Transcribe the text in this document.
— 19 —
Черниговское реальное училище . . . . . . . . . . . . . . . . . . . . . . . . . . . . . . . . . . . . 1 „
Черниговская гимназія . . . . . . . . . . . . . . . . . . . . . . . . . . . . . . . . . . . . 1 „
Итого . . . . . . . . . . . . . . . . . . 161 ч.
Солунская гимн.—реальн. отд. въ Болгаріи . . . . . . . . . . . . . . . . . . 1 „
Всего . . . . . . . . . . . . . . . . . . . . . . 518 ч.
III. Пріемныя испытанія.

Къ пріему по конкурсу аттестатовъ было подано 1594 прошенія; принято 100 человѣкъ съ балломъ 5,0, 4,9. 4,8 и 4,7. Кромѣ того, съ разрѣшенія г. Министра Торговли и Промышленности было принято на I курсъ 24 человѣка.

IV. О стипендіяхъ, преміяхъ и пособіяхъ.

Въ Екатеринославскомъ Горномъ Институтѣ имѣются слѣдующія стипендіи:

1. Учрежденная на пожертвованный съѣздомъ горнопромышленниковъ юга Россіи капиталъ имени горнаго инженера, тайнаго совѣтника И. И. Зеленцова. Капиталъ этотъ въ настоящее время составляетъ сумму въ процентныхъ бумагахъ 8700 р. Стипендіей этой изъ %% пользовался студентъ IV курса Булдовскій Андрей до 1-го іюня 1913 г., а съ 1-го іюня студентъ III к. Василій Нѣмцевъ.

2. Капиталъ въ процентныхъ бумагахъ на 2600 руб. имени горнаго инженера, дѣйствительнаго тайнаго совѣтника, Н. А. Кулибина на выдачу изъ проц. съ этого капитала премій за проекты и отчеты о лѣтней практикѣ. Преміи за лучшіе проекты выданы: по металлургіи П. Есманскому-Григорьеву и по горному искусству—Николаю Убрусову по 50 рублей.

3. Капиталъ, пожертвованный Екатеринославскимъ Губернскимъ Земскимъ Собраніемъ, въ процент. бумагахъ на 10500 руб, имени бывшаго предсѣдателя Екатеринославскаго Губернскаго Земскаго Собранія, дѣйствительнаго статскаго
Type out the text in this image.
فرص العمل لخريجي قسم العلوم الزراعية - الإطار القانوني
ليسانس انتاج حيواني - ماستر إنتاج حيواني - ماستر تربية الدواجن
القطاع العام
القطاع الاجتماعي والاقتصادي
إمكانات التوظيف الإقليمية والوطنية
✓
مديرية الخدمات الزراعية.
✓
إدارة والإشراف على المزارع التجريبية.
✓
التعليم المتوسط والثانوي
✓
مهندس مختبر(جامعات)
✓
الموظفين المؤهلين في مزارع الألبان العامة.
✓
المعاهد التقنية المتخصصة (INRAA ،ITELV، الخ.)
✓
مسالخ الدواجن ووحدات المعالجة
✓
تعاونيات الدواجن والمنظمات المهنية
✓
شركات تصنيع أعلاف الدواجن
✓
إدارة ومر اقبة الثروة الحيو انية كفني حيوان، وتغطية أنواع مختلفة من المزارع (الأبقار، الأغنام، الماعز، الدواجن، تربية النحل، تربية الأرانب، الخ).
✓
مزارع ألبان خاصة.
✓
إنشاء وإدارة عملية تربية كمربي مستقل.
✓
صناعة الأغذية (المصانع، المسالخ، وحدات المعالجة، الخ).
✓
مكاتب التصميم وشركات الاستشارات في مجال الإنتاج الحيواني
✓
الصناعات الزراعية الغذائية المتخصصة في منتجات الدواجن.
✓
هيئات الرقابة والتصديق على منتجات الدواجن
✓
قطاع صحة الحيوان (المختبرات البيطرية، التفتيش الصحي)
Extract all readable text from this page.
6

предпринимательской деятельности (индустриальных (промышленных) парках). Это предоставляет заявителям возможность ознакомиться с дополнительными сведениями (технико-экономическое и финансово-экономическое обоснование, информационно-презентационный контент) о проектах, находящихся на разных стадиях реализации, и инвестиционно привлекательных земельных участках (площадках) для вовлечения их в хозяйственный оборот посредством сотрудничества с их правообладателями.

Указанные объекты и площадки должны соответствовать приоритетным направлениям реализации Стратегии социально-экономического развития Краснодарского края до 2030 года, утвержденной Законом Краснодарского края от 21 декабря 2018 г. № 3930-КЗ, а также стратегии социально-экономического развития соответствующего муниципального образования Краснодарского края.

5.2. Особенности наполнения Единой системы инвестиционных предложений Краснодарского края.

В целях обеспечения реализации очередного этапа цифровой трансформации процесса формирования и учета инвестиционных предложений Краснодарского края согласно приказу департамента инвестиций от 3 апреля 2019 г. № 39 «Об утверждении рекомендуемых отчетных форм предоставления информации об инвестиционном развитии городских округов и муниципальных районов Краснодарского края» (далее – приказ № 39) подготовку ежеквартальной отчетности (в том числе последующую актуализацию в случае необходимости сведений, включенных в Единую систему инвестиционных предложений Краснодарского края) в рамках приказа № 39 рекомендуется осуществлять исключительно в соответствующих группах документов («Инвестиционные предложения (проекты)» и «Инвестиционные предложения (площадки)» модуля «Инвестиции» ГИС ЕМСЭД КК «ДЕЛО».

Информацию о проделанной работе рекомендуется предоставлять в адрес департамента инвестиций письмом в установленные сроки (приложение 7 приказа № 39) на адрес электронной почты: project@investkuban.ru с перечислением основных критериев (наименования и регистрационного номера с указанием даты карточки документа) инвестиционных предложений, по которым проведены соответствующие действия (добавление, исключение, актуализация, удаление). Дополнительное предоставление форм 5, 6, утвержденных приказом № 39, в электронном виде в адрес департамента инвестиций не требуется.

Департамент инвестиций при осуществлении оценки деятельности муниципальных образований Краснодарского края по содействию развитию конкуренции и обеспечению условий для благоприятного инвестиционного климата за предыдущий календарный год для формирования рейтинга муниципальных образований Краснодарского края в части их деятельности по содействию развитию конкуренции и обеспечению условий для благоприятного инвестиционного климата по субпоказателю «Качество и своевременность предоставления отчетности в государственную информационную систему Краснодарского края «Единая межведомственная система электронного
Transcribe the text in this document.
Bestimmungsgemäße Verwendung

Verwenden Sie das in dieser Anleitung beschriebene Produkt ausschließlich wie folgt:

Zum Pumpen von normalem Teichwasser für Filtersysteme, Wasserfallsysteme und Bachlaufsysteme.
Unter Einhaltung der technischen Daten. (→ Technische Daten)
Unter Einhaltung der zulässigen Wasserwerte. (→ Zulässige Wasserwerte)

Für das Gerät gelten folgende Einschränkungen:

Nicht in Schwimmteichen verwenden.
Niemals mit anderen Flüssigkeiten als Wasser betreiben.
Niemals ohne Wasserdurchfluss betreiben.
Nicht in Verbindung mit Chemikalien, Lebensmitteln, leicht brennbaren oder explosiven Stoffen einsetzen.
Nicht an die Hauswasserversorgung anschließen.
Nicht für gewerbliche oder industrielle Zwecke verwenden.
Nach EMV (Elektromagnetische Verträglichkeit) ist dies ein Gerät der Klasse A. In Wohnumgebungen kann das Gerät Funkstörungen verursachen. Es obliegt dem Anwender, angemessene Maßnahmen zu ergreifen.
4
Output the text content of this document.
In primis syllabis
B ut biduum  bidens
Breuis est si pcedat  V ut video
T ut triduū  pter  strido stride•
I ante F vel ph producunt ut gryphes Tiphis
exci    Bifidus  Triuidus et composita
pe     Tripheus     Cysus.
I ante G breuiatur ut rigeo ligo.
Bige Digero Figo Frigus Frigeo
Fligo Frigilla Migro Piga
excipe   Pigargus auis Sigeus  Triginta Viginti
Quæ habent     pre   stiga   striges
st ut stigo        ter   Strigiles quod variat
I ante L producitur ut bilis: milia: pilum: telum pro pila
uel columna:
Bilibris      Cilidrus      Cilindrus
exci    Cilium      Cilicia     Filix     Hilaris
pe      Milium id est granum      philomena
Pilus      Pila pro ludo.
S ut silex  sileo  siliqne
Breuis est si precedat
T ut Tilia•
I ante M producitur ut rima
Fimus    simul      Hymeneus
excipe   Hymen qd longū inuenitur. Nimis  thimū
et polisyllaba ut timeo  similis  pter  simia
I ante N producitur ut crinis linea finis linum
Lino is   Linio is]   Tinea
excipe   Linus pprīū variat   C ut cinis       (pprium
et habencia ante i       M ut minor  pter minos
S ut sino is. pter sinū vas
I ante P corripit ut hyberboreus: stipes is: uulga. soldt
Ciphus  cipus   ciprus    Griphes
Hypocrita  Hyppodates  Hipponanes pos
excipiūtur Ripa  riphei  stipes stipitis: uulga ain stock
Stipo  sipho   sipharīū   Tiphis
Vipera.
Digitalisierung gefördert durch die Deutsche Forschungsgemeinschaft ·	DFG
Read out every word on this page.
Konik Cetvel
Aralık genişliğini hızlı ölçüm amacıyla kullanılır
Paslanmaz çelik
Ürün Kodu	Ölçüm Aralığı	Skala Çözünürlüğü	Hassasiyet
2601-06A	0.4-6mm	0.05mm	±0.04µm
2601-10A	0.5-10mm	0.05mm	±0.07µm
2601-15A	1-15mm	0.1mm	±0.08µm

> _TASK GOAL_
Work through the records above line by line and count those that hold the string "القطاع". Give only the result.

> _ANSWER_
2